• TEXT SECTION
So, you can't hardcode it in your scanner spec, but instead
you have to get it from the OS via some Haskell library.
The question is how to represent this information in this
Haskell library.

Manuel




Re: combinator parsers and XSLT

2000-09-28 Thread Marcin 'Qrczak' Kowalczyk

28 Sep 2000 11:09:28 +0200, [EMAIL PROTECTED] <[EMAIL PROTECTED]> pisze:

> Doaitse Swierstra's [This is the correct spelling!] parser combinators
> in their newest incarnation have symbol ranges as their basis.
> Internally they are also used to allow binary search

Certainly better than character lists.

I'm not sure if basing on character predicates would not be better.
E.g. these 45443 isAlpha characters are split into 255 ranges.

My character category table is internally implemented as 256 vectors
of 256 vectors of categories (all characters larger than '\x'
currently have the same category).

Even though eight comparisons is not much compared to two table
lookups, neither Haskell98 nor my library provides easy access to
character ranges for predicates like isAlpha.

It would not be a problem to provide it, but it makes the interface
almost twice bigger.

-- 
 __("<  Marcin Kowalczyk * [EMAIL PROTECTED] http://qrczak.ids.net.pl/
 \__/
  ^^  SYGNATURA ZASTÊPCZA
QRCZAK





Re: combinator parsers and XSLT

2000-09-28 Thread piet

> "Manuel M. T. Chakravarty" <[EMAIL PROTECTED]> (MMTC) writes:

MMTC> [EMAIL PROTECTED] (Marcin 'Qrczak' Kowalczyk) wrote,
>> Wed, 27 Sep 2000 00:22:05 +1100, Manuel M. T. Chakravarty <[EMAIL PROTECTED]> 
>pisze:
>> 
>> > Hmm, this seems like a shortcoming in the Haskell spec.  We have all
>> > these isAlpha, isDigit, etc functions, but I can't get at a list of,
>> > say, all characters for which isAlpha is true.
>> 
>> You can: filter isAlpha ['\0'..'\x']
>> (don't use maxBound here because it's too large and we know that
>> currently there are no isAlpha characters outside this range).

• SOURCE EXCERPT
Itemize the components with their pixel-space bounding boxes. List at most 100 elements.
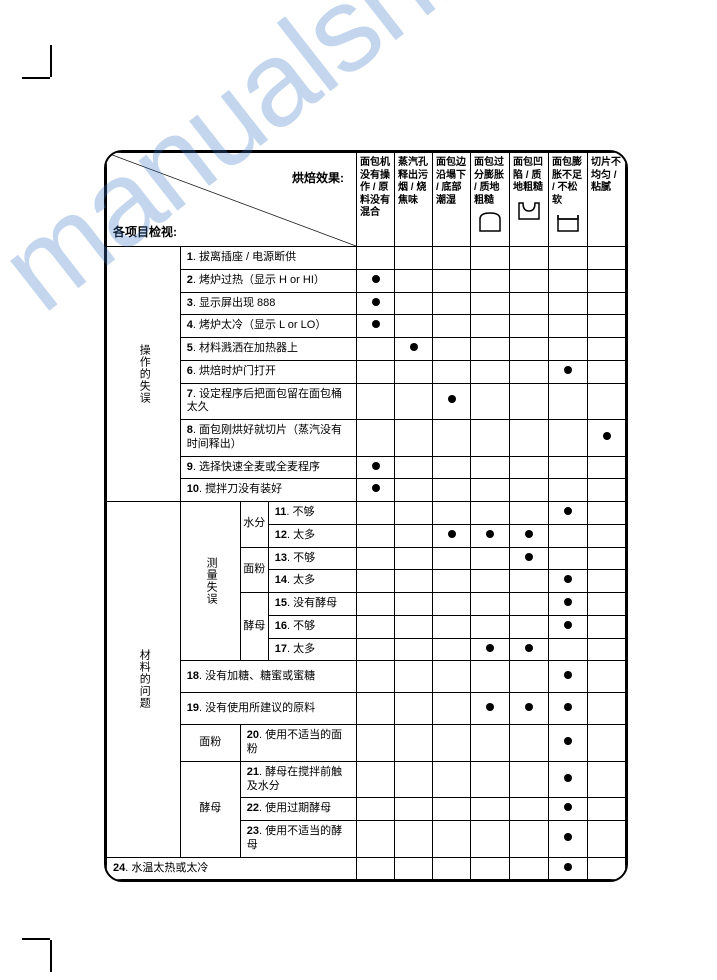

• REQUIRED TASKS
[1] In the Haskell mailing-list thread, into how many ranges are the 45443 isAlpha characters split?
[2] Continue the Haskell mailing-list thread from the point at which it ends.

• PER-TASK ANSWERS
[1] 255 ranges.

[2]
>> 
>> Working on large explicit lists is inefficient. 45443 characters
>> are isAlpha. A lexer should be designed to avoid using a full list.

MMTC> You are right, just having a list of the characters is to
MMTC> naive an approach.  But this re-enforces may point, we need
MMTC> an _efficient_ way of getting at the unicode ranges for
MMTC> certain character classes.  H98 is seems to be lacking some
MMTC> features for practical use of unicode - the header to the
MMTC> standard library `Char' actually admits that

Doaitse Swierstra's [This is the correct spelling!] parser combinators in
their newest incarnation have symbol ranges as their basis. Internally they
are also used to allow binary search which is the primary reason for their
speed. There are now also facilities for writing scanners  using these
combinators. With the ranges parsing Unicode shouldn't be less efficient
than parsing ASCII.
-- 
Piet van Oostrum <[EMAIL PROTECTED]>
URL: http://www.cs.uu.nl/~piet [PGP]
Private email: [EMAIL PROTECTED]





Re: combinator parsers and XSLT

2000-09-27 Thread Marcin 'Qrczak' Kowalczyk

Wed, 27 Sep 2000 20:00:09 +1100, Manuel M. T. Chakravarty <[EMAIL PROTECTED]> pisze:

> But this re-enforces may point, we need an _efficient_ way of
> getting at the unicode ranges for certain character classes.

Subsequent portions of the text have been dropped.